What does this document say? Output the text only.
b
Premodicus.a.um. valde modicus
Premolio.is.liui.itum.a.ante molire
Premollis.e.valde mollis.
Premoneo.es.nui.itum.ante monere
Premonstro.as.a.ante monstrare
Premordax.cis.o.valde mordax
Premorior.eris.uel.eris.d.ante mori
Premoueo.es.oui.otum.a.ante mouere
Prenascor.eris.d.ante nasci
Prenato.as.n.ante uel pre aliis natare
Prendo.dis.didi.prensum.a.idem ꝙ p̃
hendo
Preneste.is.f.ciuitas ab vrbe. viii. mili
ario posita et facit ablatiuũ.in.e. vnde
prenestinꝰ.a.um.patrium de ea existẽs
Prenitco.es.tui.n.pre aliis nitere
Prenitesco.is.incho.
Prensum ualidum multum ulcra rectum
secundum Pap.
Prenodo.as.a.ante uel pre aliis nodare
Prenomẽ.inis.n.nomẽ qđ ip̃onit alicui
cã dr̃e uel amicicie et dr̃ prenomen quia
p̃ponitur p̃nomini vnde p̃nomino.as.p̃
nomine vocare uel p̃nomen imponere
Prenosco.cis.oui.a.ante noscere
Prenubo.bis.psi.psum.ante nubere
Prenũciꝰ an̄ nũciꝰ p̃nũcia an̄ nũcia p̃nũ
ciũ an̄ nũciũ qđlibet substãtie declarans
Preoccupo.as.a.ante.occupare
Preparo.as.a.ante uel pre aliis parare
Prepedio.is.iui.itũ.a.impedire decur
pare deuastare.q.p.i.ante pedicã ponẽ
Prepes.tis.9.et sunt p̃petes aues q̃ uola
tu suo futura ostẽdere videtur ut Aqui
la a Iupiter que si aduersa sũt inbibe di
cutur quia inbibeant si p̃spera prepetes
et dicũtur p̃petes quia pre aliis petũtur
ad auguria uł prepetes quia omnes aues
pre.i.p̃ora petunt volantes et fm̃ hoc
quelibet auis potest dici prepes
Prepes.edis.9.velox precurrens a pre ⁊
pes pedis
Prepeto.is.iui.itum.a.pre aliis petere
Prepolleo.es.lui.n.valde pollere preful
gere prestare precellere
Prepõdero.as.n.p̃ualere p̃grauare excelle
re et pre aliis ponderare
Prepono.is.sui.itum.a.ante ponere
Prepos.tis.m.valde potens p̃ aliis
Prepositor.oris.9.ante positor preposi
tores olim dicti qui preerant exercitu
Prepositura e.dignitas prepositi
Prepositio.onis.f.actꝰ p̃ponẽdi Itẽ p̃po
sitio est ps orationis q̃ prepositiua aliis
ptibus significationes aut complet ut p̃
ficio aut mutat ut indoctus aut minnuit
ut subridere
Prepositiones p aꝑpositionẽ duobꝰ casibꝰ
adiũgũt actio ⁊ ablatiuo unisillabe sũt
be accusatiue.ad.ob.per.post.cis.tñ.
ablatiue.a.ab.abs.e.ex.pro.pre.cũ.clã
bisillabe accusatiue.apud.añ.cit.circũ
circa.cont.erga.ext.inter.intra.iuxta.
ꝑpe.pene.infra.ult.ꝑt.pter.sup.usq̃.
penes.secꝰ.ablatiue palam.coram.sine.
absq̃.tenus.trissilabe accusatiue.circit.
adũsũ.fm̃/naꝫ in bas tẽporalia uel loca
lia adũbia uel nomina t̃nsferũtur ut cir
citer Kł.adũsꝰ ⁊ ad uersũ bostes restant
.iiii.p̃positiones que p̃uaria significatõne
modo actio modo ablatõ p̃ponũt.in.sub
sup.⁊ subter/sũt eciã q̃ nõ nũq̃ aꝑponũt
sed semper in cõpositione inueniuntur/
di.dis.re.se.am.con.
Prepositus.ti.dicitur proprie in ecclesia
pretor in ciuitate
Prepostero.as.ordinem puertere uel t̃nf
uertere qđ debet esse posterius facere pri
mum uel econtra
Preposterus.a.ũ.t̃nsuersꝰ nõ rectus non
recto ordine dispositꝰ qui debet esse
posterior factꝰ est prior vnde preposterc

○ ○ ○ ○ ○

> [Written problem]: Read through the entries and copy every line that includes "prepetes".

> [Full response]:
cutur quia inbibeant si p̃spera prepetes
ad auguria uł prepetes quia omnes aues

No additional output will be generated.